Locate every line in the records below that holds the word "xlabel" and return each one.

[Figure record listings]
· · · ·

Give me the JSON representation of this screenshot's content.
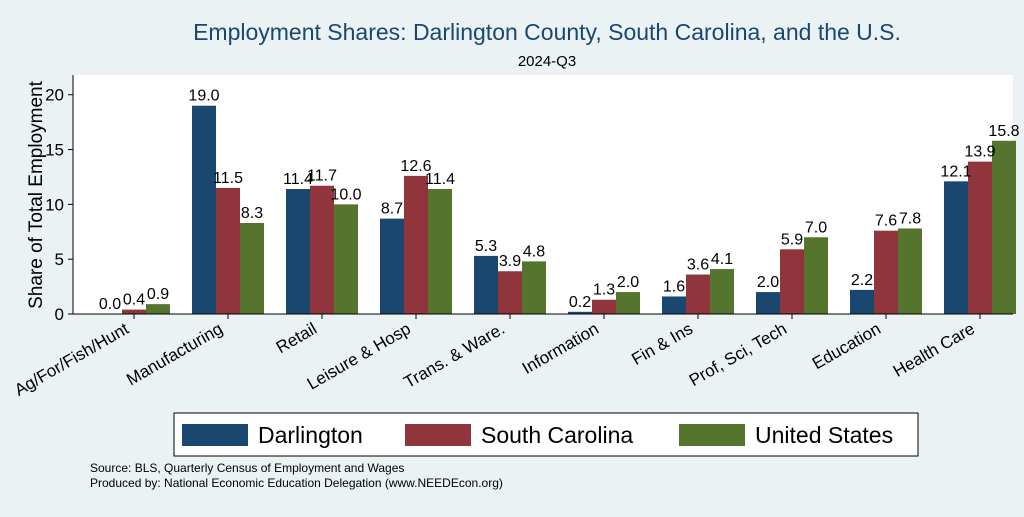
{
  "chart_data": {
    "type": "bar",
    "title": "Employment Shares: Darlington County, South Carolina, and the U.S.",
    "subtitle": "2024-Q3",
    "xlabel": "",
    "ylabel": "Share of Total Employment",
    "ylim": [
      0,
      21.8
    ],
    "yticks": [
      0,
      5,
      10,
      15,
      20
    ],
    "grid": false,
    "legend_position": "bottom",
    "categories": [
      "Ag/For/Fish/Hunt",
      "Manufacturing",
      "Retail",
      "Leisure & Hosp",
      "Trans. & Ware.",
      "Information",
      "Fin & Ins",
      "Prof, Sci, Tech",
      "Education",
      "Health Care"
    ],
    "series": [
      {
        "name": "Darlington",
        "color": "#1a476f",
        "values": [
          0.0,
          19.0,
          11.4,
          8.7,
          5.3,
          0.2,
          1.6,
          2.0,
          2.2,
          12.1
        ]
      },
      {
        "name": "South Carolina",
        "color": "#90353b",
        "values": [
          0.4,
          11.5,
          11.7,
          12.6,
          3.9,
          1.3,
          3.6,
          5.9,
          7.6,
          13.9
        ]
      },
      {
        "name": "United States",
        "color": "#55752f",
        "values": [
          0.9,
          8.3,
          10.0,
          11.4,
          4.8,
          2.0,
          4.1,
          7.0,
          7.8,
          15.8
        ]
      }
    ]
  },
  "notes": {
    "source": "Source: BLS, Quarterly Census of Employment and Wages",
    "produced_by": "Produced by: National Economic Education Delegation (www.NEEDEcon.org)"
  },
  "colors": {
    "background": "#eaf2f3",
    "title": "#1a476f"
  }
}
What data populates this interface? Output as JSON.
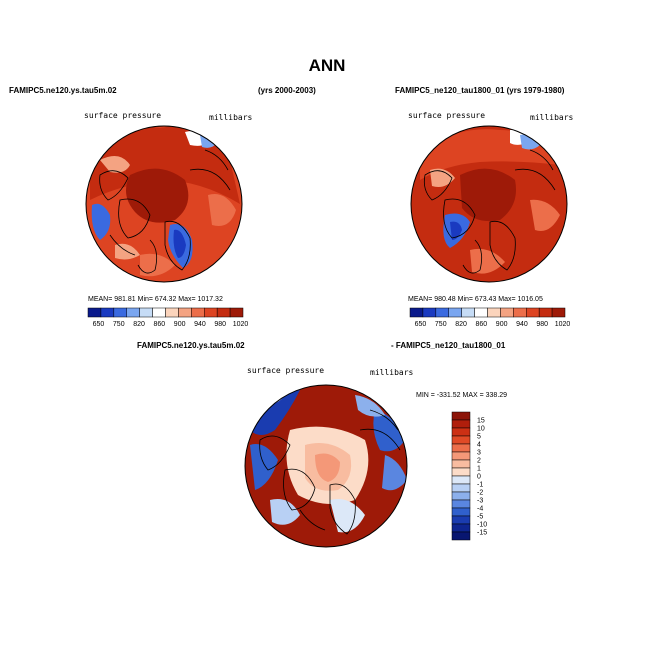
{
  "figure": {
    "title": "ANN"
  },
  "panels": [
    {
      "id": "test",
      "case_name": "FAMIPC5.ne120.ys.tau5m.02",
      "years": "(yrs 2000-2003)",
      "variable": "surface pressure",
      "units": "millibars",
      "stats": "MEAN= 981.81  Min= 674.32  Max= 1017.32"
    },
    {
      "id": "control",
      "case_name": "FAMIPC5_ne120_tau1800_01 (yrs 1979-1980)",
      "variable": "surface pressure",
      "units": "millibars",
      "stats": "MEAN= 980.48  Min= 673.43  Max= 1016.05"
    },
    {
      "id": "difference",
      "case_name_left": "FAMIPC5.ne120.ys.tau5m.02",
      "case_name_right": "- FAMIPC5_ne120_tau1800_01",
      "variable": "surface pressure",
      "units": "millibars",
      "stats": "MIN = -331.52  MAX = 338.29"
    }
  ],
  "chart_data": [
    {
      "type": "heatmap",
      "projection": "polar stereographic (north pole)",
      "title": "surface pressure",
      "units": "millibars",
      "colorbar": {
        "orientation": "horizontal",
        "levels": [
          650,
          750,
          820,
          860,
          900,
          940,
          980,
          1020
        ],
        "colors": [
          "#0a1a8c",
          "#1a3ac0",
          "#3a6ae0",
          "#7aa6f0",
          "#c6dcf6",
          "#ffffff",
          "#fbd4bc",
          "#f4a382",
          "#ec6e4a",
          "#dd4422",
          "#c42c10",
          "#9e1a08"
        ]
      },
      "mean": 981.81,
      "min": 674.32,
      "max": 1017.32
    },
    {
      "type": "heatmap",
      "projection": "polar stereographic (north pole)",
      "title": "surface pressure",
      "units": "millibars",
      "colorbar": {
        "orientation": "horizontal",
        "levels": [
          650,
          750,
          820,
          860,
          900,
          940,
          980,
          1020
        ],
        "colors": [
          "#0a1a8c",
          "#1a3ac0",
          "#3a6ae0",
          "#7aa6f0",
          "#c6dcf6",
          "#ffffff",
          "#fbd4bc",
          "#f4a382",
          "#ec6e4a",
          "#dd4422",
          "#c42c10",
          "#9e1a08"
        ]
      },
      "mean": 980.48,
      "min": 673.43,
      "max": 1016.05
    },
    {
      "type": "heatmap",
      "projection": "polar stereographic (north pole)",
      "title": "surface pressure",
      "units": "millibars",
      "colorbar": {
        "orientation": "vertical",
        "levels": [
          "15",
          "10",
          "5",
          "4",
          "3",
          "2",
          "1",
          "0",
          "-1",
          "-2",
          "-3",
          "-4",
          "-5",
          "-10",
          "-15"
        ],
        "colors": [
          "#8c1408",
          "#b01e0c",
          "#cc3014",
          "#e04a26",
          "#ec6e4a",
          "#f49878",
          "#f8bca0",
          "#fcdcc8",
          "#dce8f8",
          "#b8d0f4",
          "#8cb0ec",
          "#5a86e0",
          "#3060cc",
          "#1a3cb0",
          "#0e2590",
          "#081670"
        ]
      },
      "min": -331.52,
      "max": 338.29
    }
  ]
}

· · · ·

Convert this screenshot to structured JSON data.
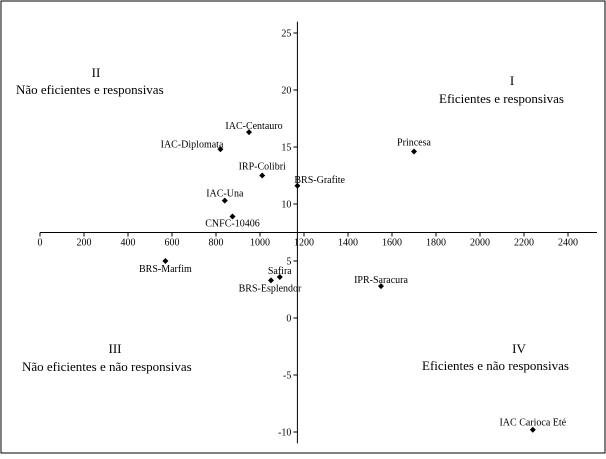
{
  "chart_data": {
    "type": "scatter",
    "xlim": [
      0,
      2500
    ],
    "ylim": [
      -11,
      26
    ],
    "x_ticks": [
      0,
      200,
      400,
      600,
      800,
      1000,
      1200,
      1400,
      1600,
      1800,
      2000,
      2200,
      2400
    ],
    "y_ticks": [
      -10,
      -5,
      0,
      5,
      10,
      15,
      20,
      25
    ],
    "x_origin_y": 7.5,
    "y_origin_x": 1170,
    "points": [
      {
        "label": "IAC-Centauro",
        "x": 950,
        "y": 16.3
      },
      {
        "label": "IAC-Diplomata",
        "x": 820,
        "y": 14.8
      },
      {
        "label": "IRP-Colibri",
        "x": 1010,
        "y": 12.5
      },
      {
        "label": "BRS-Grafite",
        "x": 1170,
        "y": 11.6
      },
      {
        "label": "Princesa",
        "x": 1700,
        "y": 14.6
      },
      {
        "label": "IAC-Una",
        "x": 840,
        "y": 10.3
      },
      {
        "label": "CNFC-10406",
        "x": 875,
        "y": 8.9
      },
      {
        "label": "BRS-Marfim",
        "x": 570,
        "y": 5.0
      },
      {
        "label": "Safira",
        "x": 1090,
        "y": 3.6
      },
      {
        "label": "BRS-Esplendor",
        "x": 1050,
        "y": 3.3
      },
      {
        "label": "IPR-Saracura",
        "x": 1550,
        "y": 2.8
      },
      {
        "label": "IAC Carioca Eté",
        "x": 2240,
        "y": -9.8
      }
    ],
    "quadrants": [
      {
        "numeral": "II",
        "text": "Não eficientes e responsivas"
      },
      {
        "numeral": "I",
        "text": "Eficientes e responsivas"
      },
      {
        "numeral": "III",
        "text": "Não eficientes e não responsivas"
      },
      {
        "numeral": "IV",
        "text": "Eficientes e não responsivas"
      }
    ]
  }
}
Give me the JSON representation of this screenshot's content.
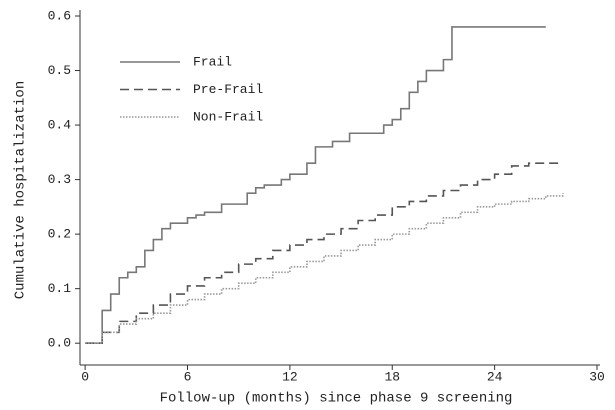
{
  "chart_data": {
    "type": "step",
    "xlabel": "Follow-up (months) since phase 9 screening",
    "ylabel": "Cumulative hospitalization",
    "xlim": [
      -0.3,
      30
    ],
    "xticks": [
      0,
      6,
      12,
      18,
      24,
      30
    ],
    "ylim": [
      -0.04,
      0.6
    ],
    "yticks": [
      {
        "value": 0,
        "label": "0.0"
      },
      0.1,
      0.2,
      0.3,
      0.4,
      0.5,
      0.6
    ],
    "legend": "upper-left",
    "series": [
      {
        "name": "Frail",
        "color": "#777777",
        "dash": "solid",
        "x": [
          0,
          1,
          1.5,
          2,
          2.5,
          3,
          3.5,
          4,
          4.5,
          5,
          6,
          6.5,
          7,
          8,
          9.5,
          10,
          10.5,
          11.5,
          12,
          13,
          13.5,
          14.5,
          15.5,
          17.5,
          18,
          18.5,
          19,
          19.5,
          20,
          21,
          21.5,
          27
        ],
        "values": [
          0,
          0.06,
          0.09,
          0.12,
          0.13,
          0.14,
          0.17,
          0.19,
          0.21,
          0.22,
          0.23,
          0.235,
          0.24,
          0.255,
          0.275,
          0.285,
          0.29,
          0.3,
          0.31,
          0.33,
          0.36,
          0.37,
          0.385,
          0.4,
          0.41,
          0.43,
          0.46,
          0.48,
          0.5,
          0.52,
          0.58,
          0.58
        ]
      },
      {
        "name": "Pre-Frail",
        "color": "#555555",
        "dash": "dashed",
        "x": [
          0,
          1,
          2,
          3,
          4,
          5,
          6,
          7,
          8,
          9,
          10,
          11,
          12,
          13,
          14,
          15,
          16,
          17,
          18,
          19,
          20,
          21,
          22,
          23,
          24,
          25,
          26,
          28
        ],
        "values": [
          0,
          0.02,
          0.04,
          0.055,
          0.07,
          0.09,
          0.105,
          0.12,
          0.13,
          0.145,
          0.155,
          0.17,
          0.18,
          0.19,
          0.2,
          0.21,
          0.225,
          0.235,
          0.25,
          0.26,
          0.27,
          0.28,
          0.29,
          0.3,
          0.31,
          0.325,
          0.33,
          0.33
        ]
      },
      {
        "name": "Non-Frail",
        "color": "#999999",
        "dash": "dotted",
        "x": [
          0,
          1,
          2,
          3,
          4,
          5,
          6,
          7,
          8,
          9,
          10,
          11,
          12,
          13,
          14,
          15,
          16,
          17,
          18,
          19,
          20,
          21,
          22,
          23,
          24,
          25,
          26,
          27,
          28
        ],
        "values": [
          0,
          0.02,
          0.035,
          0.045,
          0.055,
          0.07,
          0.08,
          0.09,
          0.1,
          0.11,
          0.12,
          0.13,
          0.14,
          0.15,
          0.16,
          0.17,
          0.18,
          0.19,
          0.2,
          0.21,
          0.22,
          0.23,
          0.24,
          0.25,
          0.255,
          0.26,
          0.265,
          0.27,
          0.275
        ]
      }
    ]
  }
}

· · · ·

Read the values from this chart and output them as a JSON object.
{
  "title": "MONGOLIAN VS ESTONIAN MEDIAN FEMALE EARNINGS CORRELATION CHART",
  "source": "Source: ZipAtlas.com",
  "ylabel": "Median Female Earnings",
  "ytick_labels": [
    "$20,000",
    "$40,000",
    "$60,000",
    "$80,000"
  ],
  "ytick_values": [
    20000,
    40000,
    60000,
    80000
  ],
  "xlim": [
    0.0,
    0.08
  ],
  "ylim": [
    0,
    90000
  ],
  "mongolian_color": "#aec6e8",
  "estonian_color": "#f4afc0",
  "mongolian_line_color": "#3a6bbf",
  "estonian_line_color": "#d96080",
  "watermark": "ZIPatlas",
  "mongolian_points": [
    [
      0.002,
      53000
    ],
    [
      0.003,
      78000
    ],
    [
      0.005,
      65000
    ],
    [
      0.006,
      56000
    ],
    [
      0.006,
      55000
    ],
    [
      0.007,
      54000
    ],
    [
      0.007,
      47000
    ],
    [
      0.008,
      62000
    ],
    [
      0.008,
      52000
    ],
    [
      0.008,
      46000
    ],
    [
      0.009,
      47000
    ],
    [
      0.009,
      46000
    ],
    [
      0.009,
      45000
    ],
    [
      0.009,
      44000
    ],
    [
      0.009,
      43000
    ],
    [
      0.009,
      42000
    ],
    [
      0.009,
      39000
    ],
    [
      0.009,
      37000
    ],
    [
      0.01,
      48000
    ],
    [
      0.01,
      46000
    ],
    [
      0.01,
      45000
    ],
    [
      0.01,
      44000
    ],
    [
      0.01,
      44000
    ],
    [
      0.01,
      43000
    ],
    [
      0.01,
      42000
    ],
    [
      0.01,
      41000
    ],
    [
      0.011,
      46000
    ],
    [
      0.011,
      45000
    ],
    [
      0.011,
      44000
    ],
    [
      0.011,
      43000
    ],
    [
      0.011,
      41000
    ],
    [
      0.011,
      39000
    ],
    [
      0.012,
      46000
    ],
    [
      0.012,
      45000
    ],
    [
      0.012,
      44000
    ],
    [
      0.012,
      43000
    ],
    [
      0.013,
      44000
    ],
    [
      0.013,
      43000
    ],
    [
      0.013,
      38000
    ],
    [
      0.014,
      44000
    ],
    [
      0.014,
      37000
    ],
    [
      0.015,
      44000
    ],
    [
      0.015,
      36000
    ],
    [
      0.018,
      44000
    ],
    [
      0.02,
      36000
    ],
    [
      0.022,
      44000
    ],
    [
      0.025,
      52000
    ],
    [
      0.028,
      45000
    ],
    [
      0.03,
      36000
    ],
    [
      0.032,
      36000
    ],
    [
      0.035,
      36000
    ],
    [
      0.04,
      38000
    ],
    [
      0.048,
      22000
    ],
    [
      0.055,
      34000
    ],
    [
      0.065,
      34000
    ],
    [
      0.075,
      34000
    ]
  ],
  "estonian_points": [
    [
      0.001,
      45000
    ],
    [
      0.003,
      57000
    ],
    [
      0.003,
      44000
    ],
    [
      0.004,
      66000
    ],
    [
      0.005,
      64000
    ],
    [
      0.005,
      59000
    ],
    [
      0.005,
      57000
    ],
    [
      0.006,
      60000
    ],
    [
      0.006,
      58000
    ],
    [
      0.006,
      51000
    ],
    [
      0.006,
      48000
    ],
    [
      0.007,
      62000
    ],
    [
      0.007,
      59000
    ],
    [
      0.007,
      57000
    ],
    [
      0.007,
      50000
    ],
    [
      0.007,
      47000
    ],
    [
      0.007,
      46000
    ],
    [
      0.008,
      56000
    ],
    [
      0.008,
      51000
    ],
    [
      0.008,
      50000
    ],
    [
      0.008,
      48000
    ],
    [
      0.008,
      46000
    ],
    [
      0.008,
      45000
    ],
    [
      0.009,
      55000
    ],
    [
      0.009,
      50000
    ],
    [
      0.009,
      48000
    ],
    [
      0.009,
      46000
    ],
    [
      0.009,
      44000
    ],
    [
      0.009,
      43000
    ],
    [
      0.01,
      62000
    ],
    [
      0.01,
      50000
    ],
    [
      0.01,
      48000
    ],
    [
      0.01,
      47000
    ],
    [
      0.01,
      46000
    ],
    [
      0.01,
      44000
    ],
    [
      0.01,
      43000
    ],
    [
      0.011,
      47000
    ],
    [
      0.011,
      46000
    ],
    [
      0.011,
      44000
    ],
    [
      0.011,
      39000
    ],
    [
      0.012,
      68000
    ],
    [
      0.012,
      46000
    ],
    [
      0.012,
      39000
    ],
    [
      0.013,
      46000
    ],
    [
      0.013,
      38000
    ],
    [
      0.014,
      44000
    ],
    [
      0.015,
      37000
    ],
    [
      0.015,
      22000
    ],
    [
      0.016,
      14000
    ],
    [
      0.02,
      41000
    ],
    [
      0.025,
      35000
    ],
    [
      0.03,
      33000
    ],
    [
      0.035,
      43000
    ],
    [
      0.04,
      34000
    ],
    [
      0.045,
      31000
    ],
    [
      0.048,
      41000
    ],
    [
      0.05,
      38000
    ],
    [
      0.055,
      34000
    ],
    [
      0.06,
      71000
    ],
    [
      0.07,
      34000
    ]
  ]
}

· · · ·

» ANSWER TO THE PROBLEM
    "xlabel": "",
    "xlabel": "Follow-up (months) since phase 9 screening",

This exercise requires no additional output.